TASK STATEMENT: Transcribe all the records with complete accuracy.

DATASET RECORDS start

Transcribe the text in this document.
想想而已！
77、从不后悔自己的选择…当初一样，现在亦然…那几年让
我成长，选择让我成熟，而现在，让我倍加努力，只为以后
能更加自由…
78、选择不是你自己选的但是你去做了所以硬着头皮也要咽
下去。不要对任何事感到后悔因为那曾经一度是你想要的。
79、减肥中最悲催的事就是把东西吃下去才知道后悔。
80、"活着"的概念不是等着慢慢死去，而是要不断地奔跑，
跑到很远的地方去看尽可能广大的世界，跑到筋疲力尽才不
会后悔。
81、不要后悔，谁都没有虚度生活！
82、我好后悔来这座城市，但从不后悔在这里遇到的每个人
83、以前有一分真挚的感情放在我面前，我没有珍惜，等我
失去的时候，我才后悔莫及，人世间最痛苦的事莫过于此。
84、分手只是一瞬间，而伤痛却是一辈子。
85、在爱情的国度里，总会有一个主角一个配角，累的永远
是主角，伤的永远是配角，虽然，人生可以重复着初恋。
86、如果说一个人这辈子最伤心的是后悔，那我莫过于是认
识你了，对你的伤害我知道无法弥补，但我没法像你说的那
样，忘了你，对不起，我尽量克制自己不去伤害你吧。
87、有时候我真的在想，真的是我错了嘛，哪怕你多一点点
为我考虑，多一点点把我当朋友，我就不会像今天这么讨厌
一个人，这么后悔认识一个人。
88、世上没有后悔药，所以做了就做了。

DATASET RECORDS end

OUTPUT FOR THIS TASK:
Transcribe the text in this document.
想想而已！
77、从不后悔自己的选择…当初一样，现在亦然…那几年让
我成长，选择让我成熟，而现在，让我倍加努力，只为以后
能更加自由…
78、选择不是你自己选的但是你去做了所以硬着头皮也要咽
下去。不要对任何事感到后悔因为那曾经一度是你想要的。
79、减肥中最悲催的事就是把东西吃下去才知道后悔。
80、"活着"的概念不是等着慢慢死去，而是要不断地奔跑，
跑到很远的地方去看尽可能广大的世界，跑到筋疲力尽才不
会后悔。
81、不要后悔，谁都没有虚度生活！
82、我好后悔来这座城市，但从不后悔在这里遇到的每个人
83、以前有一分真挚的感情放在我面前，我没有珍惜，等我
失去的时候，我才后悔莫及，人世间最痛苦的事莫过于此。
84、分手只是一瞬间，而伤痛却是一辈子。
85、在爱情的国度里，总会有一个主角一个配角，累的永远
是主角，伤的永远是配角，虽然，人生可以重复着初恋。
86、如果说一个人这辈子最伤心的是后悔，那我莫过于是认
识你了，对你的伤害我知道无法弥补，但我没法像你说的那
样，忘了你，对不起，我尽量克制自己不去伤害你吧。
87、有时候我真的在想，真的是我错了嘛，哪怕你多一点点
为我考虑，多一点点把我当朋友，我就不会像今天这么讨厌
一个人，这么后悔认识一个人。
88、世上没有后悔药，所以做了就做了。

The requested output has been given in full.